• _Directions for this task_: Where a line holds "лесничества", copy it.

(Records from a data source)
========================================================================
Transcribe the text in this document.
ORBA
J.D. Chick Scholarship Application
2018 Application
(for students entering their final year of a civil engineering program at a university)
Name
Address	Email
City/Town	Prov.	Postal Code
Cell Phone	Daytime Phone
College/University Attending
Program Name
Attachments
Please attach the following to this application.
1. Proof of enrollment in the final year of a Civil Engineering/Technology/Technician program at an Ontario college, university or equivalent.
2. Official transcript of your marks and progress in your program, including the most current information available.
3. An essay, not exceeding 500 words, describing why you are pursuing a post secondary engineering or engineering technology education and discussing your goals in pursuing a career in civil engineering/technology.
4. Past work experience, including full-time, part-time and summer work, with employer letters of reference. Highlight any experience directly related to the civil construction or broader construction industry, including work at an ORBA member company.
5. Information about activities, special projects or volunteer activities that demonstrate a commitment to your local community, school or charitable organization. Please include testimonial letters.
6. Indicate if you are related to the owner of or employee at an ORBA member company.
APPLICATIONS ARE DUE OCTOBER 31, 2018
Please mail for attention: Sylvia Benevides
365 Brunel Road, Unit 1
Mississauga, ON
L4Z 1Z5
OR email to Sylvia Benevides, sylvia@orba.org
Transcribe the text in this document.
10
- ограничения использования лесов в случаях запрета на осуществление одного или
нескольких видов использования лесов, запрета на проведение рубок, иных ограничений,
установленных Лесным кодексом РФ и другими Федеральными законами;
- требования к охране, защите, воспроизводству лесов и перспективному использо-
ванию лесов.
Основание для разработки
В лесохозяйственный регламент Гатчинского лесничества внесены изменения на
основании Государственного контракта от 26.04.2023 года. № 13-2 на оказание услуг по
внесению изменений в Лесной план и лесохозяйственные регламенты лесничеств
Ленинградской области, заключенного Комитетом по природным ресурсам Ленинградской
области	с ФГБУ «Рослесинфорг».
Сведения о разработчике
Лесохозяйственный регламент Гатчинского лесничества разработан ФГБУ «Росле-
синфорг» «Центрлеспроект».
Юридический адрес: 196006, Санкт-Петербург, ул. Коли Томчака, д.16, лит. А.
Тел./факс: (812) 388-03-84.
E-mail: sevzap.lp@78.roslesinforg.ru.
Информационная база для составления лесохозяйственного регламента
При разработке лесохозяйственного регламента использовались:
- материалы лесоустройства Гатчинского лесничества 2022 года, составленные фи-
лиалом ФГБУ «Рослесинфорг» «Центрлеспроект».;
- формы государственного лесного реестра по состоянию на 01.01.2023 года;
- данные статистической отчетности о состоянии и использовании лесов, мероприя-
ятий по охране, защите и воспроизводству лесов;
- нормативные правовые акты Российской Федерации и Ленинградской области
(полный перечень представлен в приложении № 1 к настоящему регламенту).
========================================================================
• _Response below_:
В лесохозяйственный регламент Гатчинского лесничества внесены изменения на
Лесохозяйственный регламент Гатчинского лесничества разработан ФГБУ «Росле-
- материалы лесоустройства Гатчинского лесничества 2022 года, составленные фи-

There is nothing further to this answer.